__EXERCISE DIRECTIONS__.
Without altering anything, output the material below.

__MATERIAL PROVIDED__.

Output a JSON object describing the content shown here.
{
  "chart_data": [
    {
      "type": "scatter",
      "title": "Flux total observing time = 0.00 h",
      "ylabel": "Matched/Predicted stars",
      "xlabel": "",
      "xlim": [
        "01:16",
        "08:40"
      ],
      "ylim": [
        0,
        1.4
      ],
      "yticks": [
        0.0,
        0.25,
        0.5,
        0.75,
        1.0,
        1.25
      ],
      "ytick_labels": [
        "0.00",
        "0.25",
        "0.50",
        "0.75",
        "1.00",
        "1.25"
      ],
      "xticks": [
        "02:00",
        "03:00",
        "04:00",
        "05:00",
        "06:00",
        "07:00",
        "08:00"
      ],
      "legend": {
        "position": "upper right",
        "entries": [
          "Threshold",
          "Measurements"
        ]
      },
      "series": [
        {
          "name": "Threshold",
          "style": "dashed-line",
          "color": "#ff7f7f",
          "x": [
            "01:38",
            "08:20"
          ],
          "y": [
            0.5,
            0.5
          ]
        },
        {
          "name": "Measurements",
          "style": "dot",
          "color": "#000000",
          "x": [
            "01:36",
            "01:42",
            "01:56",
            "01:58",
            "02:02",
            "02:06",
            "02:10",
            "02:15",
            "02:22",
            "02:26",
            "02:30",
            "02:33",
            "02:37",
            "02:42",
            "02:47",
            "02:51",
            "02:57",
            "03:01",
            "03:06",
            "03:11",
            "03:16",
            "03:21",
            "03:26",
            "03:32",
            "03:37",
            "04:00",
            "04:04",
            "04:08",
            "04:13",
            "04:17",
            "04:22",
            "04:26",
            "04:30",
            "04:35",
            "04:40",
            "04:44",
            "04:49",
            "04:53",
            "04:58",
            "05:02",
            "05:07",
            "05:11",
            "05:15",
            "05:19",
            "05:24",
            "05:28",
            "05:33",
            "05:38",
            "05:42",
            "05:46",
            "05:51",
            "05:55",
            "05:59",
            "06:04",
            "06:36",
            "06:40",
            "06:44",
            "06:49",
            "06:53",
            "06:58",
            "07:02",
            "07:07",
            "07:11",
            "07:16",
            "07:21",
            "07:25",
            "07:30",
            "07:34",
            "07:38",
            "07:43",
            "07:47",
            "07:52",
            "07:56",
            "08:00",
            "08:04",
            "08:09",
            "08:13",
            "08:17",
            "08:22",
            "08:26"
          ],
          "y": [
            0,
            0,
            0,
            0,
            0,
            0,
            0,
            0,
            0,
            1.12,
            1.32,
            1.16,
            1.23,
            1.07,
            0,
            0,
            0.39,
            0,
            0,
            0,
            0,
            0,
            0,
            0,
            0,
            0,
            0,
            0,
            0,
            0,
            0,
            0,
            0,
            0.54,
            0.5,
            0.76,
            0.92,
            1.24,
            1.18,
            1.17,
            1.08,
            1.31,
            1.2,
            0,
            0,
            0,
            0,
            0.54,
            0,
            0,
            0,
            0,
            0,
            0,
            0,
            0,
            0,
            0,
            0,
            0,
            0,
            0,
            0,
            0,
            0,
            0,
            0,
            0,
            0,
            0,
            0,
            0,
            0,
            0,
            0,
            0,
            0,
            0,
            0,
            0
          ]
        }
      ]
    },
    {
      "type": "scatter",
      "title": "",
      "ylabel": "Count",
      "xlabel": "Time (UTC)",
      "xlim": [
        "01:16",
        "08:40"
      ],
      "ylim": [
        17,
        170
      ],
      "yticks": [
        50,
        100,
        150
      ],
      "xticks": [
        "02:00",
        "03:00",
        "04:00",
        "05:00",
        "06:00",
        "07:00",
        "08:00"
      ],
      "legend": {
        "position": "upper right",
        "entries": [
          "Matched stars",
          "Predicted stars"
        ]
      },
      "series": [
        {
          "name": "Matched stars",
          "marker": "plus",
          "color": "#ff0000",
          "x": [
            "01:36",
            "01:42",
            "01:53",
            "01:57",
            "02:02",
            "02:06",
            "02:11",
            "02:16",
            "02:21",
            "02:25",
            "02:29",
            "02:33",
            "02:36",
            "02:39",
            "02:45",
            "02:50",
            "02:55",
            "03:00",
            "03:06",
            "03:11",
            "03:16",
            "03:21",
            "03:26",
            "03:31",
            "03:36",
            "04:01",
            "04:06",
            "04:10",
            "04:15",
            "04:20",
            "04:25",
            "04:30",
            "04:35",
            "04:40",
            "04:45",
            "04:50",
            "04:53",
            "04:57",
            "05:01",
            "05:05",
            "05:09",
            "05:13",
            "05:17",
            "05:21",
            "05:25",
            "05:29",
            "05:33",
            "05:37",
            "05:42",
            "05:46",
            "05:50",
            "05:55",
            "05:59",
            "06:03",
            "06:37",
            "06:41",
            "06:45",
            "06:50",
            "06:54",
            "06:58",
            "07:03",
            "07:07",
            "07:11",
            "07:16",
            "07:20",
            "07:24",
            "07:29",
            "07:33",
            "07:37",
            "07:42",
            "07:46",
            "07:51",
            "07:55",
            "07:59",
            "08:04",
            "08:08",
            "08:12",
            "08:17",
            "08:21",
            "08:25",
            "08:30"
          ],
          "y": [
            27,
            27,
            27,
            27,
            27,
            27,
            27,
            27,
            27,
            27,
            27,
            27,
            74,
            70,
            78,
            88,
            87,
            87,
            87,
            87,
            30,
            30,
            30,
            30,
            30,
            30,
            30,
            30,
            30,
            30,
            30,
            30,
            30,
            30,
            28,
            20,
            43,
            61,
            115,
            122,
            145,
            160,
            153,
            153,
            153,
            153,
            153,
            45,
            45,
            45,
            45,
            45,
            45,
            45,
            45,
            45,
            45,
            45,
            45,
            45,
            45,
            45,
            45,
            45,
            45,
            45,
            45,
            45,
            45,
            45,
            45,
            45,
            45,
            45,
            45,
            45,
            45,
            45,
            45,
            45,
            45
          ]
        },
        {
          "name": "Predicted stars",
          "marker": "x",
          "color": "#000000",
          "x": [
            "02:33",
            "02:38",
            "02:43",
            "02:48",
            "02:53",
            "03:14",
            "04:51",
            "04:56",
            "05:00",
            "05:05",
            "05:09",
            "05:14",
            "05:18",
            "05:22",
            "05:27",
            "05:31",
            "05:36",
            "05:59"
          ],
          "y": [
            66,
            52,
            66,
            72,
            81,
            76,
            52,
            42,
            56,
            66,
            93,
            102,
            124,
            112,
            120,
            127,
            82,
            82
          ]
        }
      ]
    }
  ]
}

__TASK SOLUTION__.
Output a JSON object describing the content shown here.
{
  "chart_data": [
    {
      "type": "scatter",
      "title": "Flux total observing time = 0.00 h",
      "ylabel": "Matched/Predicted stars",
      "xlabel": "",
      "xlim": [
        "01:16",
        "08:40"
      ],
      "ylim": [
        0,
        1.4
      ],
      "yticks": [
        0.0,
        0.25,
        0.5,
        0.75,
        1.0,
        1.25
      ],
      "ytick_labels": [
        "0.00",
        "0.25",
        "0.50",
        "0.75",
        "1.00",
        "1.25"
      ],
      "xticks": [
        "02:00",
        "03:00",
        "04:00",
        "05:00",
        "06:00",
        "07:00",
        "08:00"
      ],
      "legend": {
        "position": "upper right",
        "entries": [
          "Threshold",
          "Measurements"
        ]
      },
      "series": [
        {
          "name": "Threshold",
          "style": "dashed-line",
          "color": "#ff7f7f",
          "x": [
            "01:38",
            "08:20"
          ],
          "y": [
            0.5,
            0.5
          ]
        },
        {
          "name": "Measurements",
          "style": "dot",
          "color": "#000000",
          "x": [
            "01:36",
            "01:42",
            "01:56",
            "01:58",
            "02:02",
            "02:06",
            "02:10",
            "02:15",
            "02:22",
            "02:26",
            "02:30",
            "02:33",
            "02:37",
            "02:42",
            "02:47",
            "02:51",
            "02:57",
            "03:01",
            "03:06",
            "03:11",
            "03:16",
            "03:21",
            "03:26",
            "03:32",
            "03:37",
            "04:00",
            "04:04",
            "04:08",
            "04:13",
            "04:17",
            "04:22",
            "04:26",
            "04:30",
            "04:35",
            "04:40",
            "04:44",
            "04:49",
            "04:53",
            "04:58",
            "05:02",
            "05:07",
            "05:11",
            "05:15",
            "05:19",
            "05:24",
            "05:28",
            "05:33",
            "05:38",
            "05:42",
            "05:46",
            "05:51",
            "05:55",
            "05:59",
            "06:04",
            "06:36",
            "06:40",
            "06:44",
            "06:49",
            "06:53",
            "06:58",
            "07:02",
            "07:07",
            "07:11",
            "07:16",
            "07:21",
            "07:25",
            "07:30",
            "07:34",
            "07:38",
            "07:43",
            "07:47",
            "07:52",
            "07:56",
            "08:00",
            "08:04",
            "08:09",
            "08:13",
            "08:17",
            "08:22",
            "08:26"
          ],
          "y": [
            0,
            0,
            0,
            0,
            0,
            0,
            0,
            0,
            0,
            1.12,
            1.32,
            1.16,
            1.23,
            1.07,
            0,
            0,
            0.39,
            0,
            0,
            0,
            0,
            0,
            0,
            0,
            0,
            0,
            0,
            0,
            0,
            0,
            0,
            0,
            0,
            0.54,
            0.5,
            0.76,
            0.92,
            1.24,
            1.18,
            1.17,
            1.08,
            1.31,
            1.2,
            0,
            0,
            0,
            0,
            0.54,
            0,
            0,
            0,
            0,
            0,
            0,
            0,
            0,
            0,
            0,
            0,
            0,
            0,
            0,
            0,
            0,
            0,
            0,
            0,
            0,
            0,
            0,
            0,
            0,
            0,
            0,
            0,
            0,
            0,
            0,
            0,
            0
          ]
        }
      ]
    },
    {
      "type": "scatter",
      "title": "",
      "ylabel": "Count",
      "xlabel": "Time (UTC)",
      "xlim": [
        "01:16",
        "08:40"
      ],
      "ylim": [
        17,
        170
      ],
      "yticks": [
        50,
        100,
        150
      ],
      "xticks": [
        "02:00",
        "03:00",
        "04:00",
        "05:00",
        "06:00",
        "07:00",
        "08:00"
      ],
      "legend": {
        "position": "upper right",
        "entries": [
          "Matched stars",
          "Predicted stars"
        ]
      },
      "series": [
        {
          "name": "Matched stars",
          "marker": "plus",
          "color": "#ff0000",
          "x": [
            "01:36",
            "01:42",
            "01:53",
            "01:57",
            "02:02",
            "02:06",
            "02:11",
            "02:16",
            "02:21",
            "02:25",
            "02:29",
            "02:33",
            "02:36",
            "02:39",
            "02:45",
            "02:50",
            "02:55",
            "03:00",
            "03:06",
            "03:11",
            "03:16",
            "03:21",
            "03:26",
            "03:31",
            "03:36",
            "04:01",
            "04:06",
            "04:10",
            "04:15",
            "04:20",
            "04:25",
            "04:30",
            "04:35",
            "04:40",
            "04:45",
            "04:50",
            "04:53",
            "04:57",
            "05:01",
            "05:05",
            "05:09",
            "05:13",
            "05:17",
            "05:21",
            "05:25",
            "05:29",
            "05:33",
            "05:37",
            "05:42",
            "05:46",
            "05:50",
            "05:55",
            "05:59",
            "06:03",
            "06:37",
            "06:41",
            "06:45",
            "06:50",
            "06:54",
            "06:58",
            "07:03",
            "07:07",
            "07:11",
            "07:16",
            "07:20",
            "07:24",
            "07:29",
            "07:33",
            "07:37",
            "07:42",
            "07:46",
            "07:51",
            "07:55",
            "07:59",
            "08:04",
            "08:08",
            "08:12",
            "08:17",
            "08:21",
            "08:25",
            "08:30"
          ],
          "y": [
            27,
            27,
            27,
            27,
            27,
            27,
            27,
            27,
            27,
            27,
            27,
            27,
            74,
            70,
            78,
            88,
            87,
            87,
            87,
            87,
            30,
            30,
            30,
            30,
            30,
            30,
            30,
            30,
            30,
            30,
            30,
            30,
            30,
            30,
            28,
            20,
            43,
            61,
            115,
            122,
            145,
            160,
            153,
            153,
            153,
            153,
            153,
            45,
            45,
            45,
            45,
            45,
            45,
            45,
            45,
            45,
            45,
            45,
            45,
            45,
            45,
            45,
            45,
            45,
            45,
            45,
            45,
            45,
            45,
            45,
            45,
            45,
            45,
            45,
            45,
            45,
            45,
            45,
            45,
            45,
            45
          ]
        },
        {
          "name": "Predicted stars",
          "marker": "x",
          "color": "#000000",
          "x": [
            "02:33",
            "02:38",
            "02:43",
            "02:48",
            "02:53",
            "03:14",
            "04:51",
            "04:56",
            "05:00",
            "05:05",
            "05:09",
            "05:14",
            "05:18",
            "05:22",
            "05:27",
            "05:31",
            "05:36",
            "05:59"
          ],
          "y": [
            66,
            52,
            66,
            72,
            81,
            76,
            52,
            42,
            56,
            66,
            93,
            102,
            124,
            112,
            120,
            127,
            82,
            82
          ]
        }
      ]
    }
  ]
}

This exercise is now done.